Search the material for the string "content", then report how many lines hold it, with no other text.
# # # #
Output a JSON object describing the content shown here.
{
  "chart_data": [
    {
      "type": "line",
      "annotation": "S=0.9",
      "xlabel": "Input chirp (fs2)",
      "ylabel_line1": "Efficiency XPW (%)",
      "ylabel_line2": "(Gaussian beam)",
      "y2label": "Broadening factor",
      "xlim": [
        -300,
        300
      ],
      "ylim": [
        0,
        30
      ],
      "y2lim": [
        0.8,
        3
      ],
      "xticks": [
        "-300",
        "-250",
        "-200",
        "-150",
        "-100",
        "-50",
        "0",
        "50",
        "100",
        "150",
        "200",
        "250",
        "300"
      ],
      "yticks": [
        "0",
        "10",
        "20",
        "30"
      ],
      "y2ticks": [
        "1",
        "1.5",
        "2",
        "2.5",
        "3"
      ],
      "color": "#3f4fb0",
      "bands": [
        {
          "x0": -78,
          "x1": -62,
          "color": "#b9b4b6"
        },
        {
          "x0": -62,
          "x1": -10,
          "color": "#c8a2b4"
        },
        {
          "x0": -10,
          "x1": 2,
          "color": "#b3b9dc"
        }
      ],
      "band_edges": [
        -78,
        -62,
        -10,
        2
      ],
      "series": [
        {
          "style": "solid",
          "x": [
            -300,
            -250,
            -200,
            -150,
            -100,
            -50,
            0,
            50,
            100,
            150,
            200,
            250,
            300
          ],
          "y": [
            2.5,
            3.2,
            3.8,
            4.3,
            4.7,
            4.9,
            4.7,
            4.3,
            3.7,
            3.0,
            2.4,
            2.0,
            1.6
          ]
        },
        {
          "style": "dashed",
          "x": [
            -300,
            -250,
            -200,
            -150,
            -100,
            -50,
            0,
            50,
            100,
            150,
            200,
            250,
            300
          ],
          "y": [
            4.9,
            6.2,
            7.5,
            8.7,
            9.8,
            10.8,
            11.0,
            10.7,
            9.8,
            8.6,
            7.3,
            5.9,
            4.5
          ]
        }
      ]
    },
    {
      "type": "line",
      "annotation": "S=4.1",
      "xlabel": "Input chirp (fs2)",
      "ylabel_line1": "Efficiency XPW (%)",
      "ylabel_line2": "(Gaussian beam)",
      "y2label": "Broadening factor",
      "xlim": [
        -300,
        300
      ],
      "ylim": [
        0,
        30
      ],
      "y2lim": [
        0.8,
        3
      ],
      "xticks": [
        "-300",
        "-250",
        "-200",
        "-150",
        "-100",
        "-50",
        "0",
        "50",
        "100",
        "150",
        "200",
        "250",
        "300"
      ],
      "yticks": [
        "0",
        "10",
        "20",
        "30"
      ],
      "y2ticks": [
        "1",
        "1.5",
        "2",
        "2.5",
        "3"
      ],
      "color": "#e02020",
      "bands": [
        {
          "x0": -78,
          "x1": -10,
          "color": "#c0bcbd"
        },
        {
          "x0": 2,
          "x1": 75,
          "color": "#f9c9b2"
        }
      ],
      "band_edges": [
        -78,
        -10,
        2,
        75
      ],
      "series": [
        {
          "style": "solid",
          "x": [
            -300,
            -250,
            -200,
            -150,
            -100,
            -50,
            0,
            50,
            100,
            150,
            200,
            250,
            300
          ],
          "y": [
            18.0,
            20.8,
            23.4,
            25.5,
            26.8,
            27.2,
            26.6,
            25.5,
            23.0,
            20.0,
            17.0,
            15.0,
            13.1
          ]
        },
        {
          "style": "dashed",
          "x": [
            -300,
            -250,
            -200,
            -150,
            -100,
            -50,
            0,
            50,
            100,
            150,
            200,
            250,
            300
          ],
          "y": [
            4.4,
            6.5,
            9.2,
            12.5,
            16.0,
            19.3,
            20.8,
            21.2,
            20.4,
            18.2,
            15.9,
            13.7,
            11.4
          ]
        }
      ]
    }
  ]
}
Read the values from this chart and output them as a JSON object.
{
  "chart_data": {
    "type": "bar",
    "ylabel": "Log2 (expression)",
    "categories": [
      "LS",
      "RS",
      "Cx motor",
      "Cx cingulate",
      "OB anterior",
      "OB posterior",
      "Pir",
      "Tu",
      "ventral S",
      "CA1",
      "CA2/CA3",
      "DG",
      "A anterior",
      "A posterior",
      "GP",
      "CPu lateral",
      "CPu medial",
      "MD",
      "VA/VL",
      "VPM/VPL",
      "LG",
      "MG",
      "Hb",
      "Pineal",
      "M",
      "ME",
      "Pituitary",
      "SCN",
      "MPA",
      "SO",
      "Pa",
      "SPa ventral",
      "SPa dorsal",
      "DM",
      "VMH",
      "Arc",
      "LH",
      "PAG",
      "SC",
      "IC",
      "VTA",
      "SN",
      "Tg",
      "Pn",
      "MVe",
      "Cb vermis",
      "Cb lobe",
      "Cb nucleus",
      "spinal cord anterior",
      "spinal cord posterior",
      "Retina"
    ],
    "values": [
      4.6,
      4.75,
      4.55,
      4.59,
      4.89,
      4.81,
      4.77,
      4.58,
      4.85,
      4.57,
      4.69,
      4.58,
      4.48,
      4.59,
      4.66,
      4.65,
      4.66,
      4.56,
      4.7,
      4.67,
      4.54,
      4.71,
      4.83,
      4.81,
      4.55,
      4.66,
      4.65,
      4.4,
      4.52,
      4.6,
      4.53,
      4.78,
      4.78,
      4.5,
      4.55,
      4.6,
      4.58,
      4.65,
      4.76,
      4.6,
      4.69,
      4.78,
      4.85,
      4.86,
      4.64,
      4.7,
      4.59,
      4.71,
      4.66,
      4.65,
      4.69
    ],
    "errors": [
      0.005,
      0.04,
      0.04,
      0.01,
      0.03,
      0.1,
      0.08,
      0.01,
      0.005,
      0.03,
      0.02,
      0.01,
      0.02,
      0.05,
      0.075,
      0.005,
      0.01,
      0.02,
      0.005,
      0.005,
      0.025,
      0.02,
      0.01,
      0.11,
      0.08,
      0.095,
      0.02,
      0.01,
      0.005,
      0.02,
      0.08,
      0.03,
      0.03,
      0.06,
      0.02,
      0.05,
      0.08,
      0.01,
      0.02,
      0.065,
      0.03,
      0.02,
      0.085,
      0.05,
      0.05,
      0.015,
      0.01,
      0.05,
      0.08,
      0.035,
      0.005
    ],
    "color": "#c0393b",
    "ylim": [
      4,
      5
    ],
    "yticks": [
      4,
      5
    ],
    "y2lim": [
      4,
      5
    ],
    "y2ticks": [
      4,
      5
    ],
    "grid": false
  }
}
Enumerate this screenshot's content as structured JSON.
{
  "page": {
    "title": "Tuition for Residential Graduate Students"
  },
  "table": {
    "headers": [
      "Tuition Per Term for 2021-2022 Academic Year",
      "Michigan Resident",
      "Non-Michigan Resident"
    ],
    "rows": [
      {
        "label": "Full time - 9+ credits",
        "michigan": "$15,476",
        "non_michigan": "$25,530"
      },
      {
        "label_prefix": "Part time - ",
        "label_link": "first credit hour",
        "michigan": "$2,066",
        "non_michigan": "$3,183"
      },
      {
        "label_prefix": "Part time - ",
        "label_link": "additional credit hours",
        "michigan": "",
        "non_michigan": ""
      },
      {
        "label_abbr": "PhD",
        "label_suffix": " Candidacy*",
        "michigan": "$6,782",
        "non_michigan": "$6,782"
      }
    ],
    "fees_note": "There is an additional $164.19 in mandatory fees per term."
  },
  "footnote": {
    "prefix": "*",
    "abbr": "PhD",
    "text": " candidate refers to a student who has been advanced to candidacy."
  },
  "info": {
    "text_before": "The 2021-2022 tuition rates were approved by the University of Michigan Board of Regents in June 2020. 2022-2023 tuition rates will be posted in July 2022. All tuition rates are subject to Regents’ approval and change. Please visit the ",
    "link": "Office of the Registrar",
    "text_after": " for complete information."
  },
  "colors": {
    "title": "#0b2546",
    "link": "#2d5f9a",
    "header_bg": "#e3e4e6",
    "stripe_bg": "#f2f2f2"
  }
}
# # # #
### Response below
2